Task objective>
Transcribe all the entries word for word, but omit the images.

Material to process>
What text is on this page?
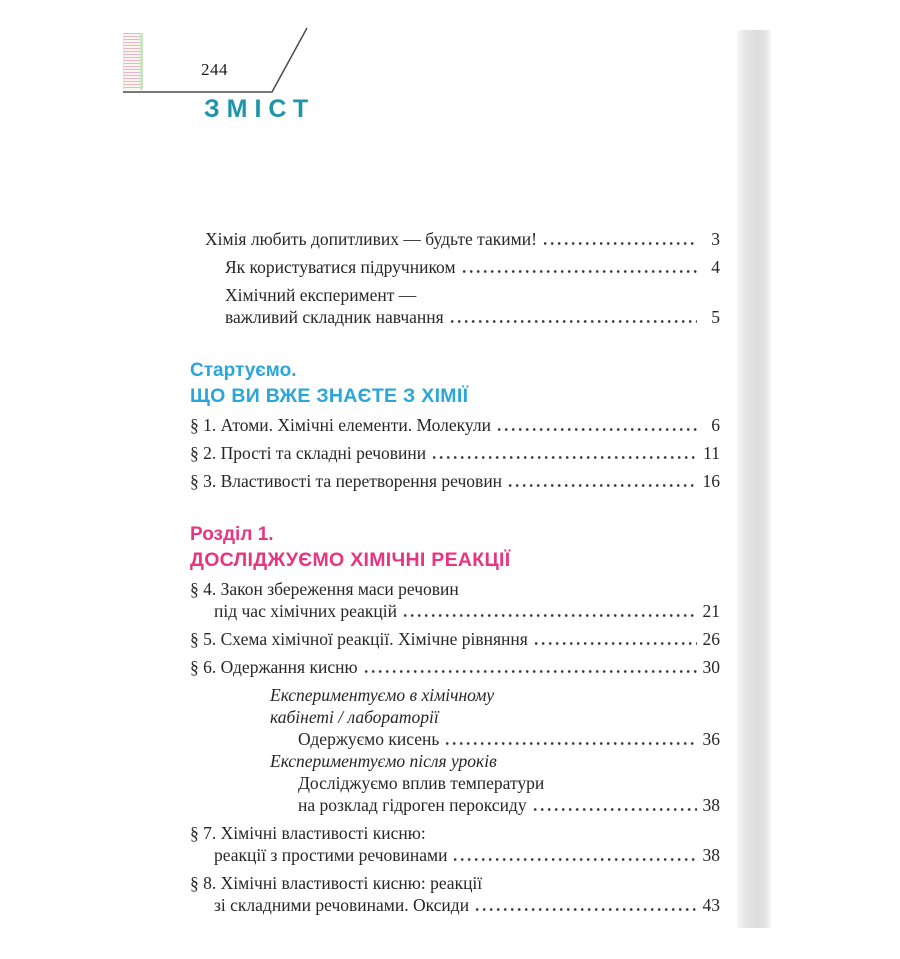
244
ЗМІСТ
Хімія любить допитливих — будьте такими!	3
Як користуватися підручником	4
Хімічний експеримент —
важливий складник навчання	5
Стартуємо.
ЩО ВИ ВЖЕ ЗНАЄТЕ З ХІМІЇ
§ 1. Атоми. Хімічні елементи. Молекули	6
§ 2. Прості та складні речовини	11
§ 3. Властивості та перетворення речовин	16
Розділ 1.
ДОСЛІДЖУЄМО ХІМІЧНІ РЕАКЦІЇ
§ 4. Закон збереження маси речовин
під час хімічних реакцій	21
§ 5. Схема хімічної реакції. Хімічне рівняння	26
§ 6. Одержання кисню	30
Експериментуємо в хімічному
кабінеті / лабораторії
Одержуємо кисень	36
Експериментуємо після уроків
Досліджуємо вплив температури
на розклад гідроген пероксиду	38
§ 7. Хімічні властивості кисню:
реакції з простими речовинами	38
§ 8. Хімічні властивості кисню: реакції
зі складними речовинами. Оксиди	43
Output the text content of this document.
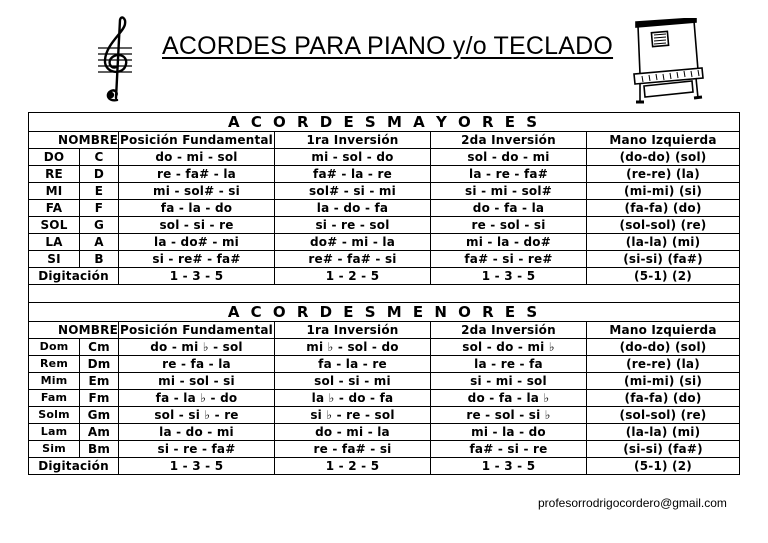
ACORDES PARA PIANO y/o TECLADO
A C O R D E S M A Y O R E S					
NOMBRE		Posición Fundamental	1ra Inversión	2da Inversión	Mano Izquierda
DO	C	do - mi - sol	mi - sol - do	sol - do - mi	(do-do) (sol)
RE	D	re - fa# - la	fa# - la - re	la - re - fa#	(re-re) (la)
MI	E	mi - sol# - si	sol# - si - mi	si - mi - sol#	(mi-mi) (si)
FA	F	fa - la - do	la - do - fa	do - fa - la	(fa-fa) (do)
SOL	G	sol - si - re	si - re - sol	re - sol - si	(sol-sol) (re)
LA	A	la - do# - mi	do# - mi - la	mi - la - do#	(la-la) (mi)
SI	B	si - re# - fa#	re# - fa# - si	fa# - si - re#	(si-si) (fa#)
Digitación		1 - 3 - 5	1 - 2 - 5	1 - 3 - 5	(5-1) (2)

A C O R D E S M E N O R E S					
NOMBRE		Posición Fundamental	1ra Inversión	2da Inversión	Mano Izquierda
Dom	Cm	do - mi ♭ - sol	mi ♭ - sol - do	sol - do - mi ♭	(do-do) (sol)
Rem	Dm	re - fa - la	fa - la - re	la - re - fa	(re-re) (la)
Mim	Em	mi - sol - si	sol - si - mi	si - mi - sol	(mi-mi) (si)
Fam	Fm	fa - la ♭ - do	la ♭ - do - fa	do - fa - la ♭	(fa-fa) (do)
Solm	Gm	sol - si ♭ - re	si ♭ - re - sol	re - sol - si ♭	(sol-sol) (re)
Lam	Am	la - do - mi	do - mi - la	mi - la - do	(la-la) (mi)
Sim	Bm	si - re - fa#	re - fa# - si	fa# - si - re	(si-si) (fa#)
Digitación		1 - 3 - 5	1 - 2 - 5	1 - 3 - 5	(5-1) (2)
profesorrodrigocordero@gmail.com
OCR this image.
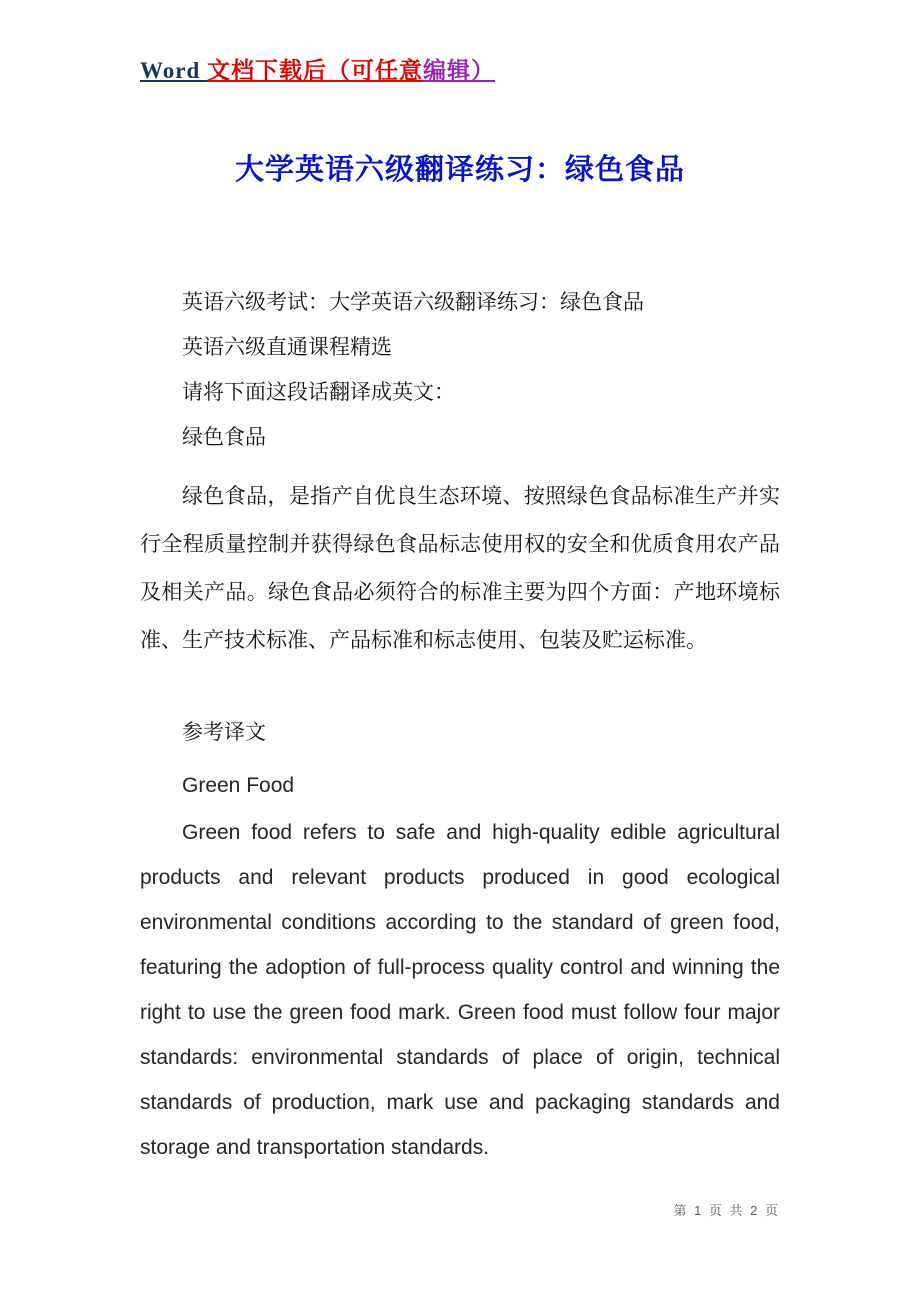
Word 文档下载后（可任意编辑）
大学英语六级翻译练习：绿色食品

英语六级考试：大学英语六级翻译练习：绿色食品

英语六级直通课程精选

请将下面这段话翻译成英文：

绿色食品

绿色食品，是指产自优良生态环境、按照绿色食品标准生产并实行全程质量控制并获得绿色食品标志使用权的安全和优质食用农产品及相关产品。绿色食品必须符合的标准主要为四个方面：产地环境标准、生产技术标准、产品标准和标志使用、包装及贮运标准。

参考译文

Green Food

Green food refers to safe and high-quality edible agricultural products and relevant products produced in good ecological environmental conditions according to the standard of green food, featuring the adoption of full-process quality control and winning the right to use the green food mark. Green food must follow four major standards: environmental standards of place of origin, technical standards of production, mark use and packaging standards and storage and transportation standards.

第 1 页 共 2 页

Problem solution>
What text is on this page?
244
ЗМІСТ
Хімія любить допитливих — будьте такими!	3
Як користуватися підручником	4
Хімічний експеримент —
важливий складник навчання	5
Стартуємо.
ЩО ВИ ВЖЕ ЗНАЄТЕ З ХІМІЇ
§ 1. Атоми. Хімічні елементи. Молекули	6
§ 2. Прості та складні речовини	11
§ 3. Властивості та перетворення речовин	16
Розділ 1.
ДОСЛІДЖУЄМО ХІМІЧНІ РЕАКЦІЇ
§ 4. Закон збереження маси речовин
під час хімічних реакцій	21
§ 5. Схема хімічної реакції. Хімічне рівняння	26
§ 6. Одержання кисню	30
Експериментуємо в хімічному
кабінеті / лабораторії
Одержуємо кисень	36
Експериментуємо після уроків
Досліджуємо вплив температури
на розклад гідроген пероксиду	38
§ 7. Хімічні властивості кисню:
реакції з простими речовинами	38
§ 8. Хімічні властивості кисню: реакції
зі складними речовинами. Оксиди	43
Output the text content of this document.
ACORDES PARA PIANO y/o TECLADO
A C O R D E S M A Y O R E S					
NOMBRE		Posición Fundamental	1ra Inversión	2da Inversión	Mano Izquierda
DO	C	do - mi - sol	mi - sol - do	sol - do - mi	(do-do) (sol)
RE	D	re - fa# - la	fa# - la - re	la - re - fa#	(re-re) (la)
MI	E	mi - sol# - si	sol# - si - mi	si - mi - sol#	(mi-mi) (si)
FA	F	fa - la - do	la - do - fa	do - fa - la	(fa-fa) (do)
SOL	G	sol - si - re	si - re - sol	re - sol - si	(sol-sol) (re)
LA	A	la - do# - mi	do# - mi - la	mi - la - do#	(la-la) (mi)
SI	B	si - re# - fa#	re# - fa# - si	fa# - si - re#	(si-si) (fa#)
Digitación		1 - 3 - 5	1 - 2 - 5	1 - 3 - 5	(5-1) (2)

A C O R D E S M E N O R E S					
NOMBRE		Posición Fundamental	1ra Inversión	2da Inversión	Mano Izquierda
Dom	Cm	do - mi ♭ - sol	mi ♭ - sol - do	sol - do - mi ♭	(do-do) (sol)
Rem	Dm	re - fa - la	fa - la - re	la - re - fa	(re-re) (la)
Mim	Em	mi - sol - si	sol - si - mi	si - mi - sol	(mi-mi) (si)
Fam	Fm	fa - la ♭ - do	la ♭ - do - fa	do - fa - la ♭	(fa-fa) (do)
Solm	Gm	sol - si ♭ - re	si ♭ - re - sol	re - sol - si ♭	(sol-sol) (re)
Lam	Am	la - do - mi	do - mi - la	mi - la - do	(la-la) (mi)
Sim	Bm	si - re - fa#	re - fa# - si	fa# - si - re	(si-si) (fa#)
Digitación		1 - 3 - 5	1 - 2 - 5	1 - 3 - 5	(5-1) (2)
profesorrodrigocordero@gmail.com
OCR this image.
Word 文档下载后（可任意编辑）
大学英语六级翻译练习：绿色食品

英语六级考试：大学英语六级翻译练习：绿色食品

英语六级直通课程精选

请将下面这段话翻译成英文：

绿色食品

绿色食品，是指产自优良生态环境、按照绿色食品标准生产并实行全程质量控制并获得绿色食品标志使用权的安全和优质食用农产品及相关产品。绿色食品必须符合的标准主要为四个方面：产地环境标准、生产技术标准、产品标准和标志使用、包装及贮运标准。

参考译文

Green Food

Green food refers to safe and high-quality edible agricultural products and relevant products produced in good ecological environmental conditions according to the standard of green food, featuring the adoption of full-process quality control and winning the right to use the green food mark. Green food must follow four major standards: environmental standards of place of origin, technical standards of production, mark use and packaging standards and storage and transportation standards.

第 1 页 共 2 页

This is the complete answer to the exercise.